§ **INSTRUCTIONS TO FOLLOW**: Below is a listing. Gather each line of it that contains "icon".

§ **SUPPLIED DATA**:

■ ■ ■ ■ ■ ■ ■

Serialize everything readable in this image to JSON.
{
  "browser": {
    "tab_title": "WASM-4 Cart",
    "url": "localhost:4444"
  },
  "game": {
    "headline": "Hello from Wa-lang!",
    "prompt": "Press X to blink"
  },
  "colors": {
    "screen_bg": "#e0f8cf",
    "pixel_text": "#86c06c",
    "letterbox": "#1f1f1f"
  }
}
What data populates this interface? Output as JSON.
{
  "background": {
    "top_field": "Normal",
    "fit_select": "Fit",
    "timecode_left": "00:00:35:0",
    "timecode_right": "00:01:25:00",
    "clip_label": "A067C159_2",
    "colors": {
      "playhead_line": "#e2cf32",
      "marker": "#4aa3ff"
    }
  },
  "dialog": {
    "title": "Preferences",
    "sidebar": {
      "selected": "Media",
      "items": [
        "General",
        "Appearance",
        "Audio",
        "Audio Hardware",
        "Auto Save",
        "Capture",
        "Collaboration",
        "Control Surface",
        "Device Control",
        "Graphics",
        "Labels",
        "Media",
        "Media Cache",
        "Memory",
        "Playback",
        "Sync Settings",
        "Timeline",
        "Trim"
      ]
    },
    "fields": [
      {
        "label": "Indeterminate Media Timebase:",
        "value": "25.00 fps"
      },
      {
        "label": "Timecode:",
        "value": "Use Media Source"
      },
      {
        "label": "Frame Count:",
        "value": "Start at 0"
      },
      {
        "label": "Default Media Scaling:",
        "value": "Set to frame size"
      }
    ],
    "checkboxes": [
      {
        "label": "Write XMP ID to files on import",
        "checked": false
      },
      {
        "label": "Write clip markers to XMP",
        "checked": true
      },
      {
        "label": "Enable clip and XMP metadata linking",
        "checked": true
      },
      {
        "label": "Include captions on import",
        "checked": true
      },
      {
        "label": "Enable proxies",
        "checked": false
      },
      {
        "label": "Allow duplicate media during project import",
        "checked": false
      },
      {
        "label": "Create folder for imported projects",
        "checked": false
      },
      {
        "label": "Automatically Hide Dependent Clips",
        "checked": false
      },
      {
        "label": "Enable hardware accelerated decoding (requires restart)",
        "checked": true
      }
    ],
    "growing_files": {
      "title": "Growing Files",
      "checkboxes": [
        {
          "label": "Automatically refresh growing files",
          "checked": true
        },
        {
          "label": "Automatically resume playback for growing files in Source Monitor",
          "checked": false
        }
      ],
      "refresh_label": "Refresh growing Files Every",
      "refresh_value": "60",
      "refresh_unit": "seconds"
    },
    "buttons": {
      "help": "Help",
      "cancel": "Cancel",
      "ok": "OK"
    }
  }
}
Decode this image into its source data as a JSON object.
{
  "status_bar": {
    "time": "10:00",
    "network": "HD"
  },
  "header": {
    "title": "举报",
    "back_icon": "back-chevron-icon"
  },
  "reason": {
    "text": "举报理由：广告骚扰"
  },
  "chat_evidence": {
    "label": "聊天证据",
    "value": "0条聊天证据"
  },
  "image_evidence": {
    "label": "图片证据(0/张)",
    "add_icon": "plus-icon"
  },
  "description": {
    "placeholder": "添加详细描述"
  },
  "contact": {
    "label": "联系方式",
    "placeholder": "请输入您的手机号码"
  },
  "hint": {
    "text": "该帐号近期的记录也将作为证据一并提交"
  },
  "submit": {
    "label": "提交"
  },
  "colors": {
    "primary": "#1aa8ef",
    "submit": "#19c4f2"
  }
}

■ ■ ■ ■ ■ ■ ■

§ **RESULT OF THIS EXERCISE**:
    "back_icon": "back-chevron-icon"
    "add_icon": "plus-icon"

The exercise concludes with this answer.